PROBLEM DESCRIPTION -
Reproduce each line of the entries verbatim, starting with the first line and going on through the line that contains "colorbar-swatch xyxy=(524,430,540,440)", with both ends included.

RECORD LIST -
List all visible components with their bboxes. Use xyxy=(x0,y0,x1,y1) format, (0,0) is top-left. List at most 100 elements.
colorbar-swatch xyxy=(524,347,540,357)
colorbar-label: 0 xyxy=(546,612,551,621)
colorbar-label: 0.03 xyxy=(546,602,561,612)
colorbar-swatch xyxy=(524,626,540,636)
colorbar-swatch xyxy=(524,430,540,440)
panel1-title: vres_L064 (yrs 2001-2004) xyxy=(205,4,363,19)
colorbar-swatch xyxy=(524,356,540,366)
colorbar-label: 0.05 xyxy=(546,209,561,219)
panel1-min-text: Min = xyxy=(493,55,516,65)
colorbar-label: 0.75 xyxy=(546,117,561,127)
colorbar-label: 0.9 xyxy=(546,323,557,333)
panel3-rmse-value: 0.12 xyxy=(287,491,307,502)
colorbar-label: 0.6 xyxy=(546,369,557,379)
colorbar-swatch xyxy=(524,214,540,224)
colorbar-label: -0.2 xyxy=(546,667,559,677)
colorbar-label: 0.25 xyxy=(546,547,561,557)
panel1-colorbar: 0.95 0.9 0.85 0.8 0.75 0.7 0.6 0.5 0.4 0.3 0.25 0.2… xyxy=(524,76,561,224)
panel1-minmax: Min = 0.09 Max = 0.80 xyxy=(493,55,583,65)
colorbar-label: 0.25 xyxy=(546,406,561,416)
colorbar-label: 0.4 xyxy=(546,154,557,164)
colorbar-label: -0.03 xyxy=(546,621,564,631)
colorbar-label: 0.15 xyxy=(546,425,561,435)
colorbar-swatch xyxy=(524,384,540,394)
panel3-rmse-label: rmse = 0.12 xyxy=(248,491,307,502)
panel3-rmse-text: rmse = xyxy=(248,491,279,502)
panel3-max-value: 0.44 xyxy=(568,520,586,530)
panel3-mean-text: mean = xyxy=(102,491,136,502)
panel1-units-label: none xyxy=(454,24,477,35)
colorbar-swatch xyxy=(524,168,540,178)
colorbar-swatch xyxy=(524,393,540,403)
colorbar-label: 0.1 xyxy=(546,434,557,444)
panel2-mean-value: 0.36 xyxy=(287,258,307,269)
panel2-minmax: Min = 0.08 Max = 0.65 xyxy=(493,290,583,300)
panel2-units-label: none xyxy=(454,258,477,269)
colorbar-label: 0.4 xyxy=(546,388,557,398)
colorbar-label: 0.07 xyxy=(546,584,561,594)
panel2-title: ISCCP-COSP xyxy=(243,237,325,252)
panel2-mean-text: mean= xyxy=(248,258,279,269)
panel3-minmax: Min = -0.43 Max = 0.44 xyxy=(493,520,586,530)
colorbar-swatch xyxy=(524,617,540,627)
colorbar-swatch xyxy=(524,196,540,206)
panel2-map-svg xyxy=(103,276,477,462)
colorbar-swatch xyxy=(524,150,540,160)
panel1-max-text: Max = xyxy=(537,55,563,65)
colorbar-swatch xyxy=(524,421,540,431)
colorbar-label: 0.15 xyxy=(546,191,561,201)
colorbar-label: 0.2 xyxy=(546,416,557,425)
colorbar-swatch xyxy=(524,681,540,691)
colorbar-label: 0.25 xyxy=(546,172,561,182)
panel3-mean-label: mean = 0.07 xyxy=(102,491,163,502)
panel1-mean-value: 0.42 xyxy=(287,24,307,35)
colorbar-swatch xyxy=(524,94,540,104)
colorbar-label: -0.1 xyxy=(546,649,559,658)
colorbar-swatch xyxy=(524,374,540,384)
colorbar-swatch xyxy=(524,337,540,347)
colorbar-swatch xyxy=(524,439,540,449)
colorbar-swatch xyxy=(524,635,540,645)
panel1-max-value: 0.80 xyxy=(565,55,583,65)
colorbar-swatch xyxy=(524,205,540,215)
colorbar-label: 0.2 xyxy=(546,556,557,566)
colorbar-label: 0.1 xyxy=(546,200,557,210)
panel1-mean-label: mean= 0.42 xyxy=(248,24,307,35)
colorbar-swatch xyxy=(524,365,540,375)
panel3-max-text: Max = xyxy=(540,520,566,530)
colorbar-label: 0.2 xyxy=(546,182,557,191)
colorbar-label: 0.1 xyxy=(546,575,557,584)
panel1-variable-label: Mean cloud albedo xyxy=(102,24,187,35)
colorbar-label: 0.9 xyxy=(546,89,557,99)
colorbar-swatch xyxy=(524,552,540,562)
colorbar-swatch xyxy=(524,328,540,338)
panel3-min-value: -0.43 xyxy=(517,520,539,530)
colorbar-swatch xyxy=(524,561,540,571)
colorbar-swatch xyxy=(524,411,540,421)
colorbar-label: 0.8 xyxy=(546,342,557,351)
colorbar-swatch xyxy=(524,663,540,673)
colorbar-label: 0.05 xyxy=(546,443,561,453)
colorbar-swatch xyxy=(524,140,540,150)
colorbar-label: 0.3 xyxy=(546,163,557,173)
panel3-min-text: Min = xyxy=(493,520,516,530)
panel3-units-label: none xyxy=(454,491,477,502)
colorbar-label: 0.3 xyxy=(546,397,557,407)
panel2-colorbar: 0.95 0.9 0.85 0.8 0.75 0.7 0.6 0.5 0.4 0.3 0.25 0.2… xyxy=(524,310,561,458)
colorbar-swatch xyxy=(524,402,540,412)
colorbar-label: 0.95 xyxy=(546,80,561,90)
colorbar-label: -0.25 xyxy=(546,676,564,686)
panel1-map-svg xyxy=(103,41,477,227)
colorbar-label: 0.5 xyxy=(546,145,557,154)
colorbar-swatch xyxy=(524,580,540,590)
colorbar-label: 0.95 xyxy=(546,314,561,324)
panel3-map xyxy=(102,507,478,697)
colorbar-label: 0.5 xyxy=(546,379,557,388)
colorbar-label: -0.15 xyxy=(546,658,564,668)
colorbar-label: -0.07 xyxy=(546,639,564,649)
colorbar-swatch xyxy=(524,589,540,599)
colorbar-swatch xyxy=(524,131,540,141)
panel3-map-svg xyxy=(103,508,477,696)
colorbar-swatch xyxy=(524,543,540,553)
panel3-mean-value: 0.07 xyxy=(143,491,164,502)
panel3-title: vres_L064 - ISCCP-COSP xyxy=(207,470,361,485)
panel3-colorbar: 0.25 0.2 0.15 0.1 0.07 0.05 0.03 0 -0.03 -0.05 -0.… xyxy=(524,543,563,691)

TASK ANSWER -
List all visible components with their bboxes. Use xyxy=(x0,y0,x1,y1) format, (0,0) is top-left. List at most 100 elements.
colorbar-swatch xyxy=(524,347,540,357)
colorbar-label: 0 xyxy=(546,612,551,621)
colorbar-label: 0.03 xyxy=(546,602,561,612)
colorbar-swatch xyxy=(524,626,540,636)
colorbar-swatch xyxy=(524,430,540,440)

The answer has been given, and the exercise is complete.